TASK PROMPT:
From the listing below, pull each line that includes "blog".

RECORD EXCERPTS:
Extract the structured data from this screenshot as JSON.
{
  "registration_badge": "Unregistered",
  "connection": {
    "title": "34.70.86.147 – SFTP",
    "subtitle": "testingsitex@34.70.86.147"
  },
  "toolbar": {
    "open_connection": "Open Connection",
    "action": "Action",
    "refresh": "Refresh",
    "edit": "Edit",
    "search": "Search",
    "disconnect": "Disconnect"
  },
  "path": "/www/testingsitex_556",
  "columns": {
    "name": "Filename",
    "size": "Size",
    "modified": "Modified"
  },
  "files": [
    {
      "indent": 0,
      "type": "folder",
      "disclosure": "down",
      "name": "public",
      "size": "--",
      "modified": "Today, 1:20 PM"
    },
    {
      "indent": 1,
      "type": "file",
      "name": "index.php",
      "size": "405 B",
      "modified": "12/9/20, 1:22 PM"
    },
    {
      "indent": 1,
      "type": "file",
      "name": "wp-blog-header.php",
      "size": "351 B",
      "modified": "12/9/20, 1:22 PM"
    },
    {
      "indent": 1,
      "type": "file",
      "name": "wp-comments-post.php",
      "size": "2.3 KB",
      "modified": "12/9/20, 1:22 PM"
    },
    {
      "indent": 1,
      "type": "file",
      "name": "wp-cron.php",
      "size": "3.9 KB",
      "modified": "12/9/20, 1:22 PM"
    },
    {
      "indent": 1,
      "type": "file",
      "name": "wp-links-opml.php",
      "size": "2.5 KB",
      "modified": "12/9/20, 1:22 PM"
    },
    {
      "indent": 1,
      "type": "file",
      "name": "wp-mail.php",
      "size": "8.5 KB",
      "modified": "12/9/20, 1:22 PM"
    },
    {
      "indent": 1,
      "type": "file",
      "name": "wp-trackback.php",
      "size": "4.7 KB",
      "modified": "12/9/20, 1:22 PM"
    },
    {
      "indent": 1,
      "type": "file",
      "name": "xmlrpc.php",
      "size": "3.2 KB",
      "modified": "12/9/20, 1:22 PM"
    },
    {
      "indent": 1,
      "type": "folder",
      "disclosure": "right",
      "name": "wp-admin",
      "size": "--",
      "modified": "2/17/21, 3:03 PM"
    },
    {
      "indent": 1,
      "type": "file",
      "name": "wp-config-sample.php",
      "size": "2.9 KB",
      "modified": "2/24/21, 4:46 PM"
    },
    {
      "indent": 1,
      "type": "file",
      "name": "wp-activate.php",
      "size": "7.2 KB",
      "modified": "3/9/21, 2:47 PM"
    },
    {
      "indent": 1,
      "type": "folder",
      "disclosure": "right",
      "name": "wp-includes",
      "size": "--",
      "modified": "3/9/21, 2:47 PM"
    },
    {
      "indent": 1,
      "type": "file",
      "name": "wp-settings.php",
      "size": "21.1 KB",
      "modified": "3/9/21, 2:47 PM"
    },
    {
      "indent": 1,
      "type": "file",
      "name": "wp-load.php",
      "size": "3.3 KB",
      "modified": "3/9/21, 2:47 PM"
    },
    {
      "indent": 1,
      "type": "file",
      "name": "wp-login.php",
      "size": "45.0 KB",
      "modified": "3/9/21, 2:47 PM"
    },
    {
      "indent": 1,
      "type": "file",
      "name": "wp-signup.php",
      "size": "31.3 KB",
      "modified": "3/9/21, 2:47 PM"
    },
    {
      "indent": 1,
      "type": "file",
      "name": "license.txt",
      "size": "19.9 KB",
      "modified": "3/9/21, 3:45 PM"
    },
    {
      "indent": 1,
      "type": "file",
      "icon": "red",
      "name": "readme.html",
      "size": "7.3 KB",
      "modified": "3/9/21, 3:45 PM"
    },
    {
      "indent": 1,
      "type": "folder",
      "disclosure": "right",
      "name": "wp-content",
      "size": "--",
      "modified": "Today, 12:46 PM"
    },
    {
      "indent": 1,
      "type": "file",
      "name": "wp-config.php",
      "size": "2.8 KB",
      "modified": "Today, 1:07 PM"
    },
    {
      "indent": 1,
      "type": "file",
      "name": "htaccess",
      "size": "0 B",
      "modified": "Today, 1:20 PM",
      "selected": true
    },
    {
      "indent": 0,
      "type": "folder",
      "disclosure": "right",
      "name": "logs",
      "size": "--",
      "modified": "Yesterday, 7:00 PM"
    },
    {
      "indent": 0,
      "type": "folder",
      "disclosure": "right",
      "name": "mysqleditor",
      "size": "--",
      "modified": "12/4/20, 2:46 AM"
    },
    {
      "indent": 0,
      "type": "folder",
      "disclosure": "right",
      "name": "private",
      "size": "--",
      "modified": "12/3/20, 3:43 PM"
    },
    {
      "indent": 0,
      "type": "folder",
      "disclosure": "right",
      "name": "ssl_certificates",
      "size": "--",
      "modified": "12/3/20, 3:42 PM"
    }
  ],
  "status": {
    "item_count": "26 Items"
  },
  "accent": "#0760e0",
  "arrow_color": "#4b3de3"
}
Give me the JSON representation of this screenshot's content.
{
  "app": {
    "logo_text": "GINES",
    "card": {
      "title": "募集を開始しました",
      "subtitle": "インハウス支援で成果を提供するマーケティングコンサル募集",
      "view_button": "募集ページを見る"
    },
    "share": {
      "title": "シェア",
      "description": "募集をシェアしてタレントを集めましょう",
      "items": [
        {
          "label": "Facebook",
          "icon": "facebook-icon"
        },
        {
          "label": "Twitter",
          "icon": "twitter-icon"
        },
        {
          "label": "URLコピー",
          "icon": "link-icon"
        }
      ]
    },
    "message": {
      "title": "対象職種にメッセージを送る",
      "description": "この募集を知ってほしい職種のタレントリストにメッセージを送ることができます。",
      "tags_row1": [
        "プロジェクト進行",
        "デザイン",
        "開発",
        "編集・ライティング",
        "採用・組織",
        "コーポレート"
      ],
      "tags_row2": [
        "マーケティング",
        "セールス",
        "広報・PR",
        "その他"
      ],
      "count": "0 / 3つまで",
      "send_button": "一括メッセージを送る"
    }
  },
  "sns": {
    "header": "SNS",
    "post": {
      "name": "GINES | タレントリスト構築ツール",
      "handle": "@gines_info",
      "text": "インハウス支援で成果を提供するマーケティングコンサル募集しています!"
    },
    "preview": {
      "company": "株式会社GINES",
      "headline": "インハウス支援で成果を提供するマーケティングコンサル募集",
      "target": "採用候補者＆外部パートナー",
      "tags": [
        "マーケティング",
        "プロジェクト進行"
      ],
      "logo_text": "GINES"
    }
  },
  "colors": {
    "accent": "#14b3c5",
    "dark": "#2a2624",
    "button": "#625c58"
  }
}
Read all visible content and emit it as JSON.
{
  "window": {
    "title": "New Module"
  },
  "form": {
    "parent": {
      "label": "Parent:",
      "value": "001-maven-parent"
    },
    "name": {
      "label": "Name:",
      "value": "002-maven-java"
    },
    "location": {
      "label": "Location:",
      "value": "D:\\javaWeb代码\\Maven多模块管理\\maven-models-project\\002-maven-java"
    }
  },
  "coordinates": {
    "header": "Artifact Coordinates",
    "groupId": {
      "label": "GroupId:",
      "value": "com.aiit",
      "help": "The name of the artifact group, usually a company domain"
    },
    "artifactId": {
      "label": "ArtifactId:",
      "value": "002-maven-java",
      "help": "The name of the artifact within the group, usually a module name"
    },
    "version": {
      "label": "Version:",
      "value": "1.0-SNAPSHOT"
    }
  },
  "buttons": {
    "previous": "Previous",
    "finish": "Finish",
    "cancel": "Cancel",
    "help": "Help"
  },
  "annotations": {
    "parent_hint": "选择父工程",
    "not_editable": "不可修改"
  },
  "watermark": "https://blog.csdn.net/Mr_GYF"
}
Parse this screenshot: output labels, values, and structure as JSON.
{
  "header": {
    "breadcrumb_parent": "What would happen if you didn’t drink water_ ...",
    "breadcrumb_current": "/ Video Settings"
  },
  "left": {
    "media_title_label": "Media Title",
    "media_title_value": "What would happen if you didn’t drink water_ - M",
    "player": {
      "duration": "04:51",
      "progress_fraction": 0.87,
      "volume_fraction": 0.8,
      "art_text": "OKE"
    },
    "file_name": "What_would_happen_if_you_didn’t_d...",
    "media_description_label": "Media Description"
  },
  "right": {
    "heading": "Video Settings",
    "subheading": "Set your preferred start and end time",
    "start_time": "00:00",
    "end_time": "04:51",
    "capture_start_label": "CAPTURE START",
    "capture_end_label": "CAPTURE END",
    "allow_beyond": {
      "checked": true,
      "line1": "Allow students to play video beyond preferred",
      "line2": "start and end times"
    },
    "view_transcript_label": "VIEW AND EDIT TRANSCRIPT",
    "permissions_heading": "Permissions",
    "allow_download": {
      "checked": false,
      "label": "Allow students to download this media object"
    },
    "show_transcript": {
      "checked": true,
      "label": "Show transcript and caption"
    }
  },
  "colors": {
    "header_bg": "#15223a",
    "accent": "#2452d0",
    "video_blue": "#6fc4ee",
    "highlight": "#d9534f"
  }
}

WRITTEN SOLUTION:
      "name": "wp-blog-header.php",
  "watermark": "https://blog.csdn.net/Mr_GYF"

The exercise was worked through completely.